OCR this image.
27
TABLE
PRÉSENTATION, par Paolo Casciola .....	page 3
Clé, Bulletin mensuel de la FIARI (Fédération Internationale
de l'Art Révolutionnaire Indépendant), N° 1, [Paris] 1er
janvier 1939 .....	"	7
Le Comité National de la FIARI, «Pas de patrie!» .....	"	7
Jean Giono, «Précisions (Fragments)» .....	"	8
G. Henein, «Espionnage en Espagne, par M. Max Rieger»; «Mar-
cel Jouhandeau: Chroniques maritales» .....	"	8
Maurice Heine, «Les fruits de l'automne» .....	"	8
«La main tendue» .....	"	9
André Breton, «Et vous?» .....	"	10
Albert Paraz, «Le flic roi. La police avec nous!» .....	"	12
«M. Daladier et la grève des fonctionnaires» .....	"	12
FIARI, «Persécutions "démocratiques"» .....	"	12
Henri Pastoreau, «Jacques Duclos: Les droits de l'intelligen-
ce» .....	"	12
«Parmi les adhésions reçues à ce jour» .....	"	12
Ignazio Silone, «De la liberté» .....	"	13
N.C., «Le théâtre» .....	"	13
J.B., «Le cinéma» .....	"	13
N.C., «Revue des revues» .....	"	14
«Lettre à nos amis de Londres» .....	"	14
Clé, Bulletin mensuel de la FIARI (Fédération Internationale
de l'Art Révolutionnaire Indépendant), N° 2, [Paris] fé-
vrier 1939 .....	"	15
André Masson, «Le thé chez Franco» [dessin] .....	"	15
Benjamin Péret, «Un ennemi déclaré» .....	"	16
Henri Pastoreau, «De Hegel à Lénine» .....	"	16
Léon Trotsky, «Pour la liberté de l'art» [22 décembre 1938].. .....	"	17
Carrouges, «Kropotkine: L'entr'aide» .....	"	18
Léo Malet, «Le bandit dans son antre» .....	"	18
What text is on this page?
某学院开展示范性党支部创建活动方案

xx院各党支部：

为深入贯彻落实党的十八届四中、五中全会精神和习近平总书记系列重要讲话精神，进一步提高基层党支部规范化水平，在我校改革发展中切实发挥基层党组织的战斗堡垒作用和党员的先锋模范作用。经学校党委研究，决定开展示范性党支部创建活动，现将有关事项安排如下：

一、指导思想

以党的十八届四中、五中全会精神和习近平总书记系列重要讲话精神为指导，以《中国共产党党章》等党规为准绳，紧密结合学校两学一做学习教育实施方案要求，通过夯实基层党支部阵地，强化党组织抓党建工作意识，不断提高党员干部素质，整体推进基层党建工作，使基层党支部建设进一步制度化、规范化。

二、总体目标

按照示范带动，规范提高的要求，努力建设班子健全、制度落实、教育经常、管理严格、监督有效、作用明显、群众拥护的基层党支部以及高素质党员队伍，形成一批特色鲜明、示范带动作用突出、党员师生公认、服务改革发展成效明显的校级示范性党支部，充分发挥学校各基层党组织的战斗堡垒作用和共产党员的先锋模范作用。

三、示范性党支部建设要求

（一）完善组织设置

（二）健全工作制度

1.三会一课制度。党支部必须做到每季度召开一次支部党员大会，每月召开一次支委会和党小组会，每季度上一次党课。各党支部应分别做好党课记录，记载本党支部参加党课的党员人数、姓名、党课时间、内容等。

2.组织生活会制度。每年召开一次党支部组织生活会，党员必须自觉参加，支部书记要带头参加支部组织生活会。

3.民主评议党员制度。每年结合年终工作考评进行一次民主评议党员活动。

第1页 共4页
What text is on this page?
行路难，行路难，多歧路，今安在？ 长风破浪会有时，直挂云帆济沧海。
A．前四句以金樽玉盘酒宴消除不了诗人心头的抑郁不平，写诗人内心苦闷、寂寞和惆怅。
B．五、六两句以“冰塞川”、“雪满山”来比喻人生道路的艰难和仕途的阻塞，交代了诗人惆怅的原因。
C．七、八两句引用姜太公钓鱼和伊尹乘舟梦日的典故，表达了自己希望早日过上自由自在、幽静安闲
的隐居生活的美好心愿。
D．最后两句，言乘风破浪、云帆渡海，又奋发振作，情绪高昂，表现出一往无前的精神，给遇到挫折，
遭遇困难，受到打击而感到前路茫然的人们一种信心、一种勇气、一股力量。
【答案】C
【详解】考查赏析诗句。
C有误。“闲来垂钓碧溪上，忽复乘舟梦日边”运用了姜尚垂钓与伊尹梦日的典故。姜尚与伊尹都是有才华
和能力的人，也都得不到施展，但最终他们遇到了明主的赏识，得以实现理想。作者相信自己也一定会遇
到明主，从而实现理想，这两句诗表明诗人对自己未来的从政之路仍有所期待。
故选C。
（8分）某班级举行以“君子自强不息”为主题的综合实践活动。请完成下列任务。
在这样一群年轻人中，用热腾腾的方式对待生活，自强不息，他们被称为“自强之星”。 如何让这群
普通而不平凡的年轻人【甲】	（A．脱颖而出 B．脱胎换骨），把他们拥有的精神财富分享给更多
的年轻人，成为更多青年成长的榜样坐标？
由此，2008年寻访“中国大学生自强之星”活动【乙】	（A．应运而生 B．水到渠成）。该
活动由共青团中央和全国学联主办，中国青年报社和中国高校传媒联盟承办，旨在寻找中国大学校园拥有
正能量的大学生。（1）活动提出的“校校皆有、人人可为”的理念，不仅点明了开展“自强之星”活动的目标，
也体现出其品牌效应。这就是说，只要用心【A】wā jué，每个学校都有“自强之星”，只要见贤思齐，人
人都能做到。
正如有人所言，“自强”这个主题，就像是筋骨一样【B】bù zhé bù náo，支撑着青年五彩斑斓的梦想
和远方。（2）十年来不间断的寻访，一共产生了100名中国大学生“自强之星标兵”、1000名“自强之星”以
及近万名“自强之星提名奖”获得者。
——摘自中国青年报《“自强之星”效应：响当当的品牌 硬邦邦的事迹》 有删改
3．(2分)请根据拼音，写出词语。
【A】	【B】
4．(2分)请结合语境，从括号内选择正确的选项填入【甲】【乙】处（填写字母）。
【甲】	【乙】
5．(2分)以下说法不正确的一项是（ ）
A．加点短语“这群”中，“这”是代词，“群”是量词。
··········
**What the exercise asks:** For the data above, state how many lines contain "Paris"; the number is the whole answer.

**Complete output:** 2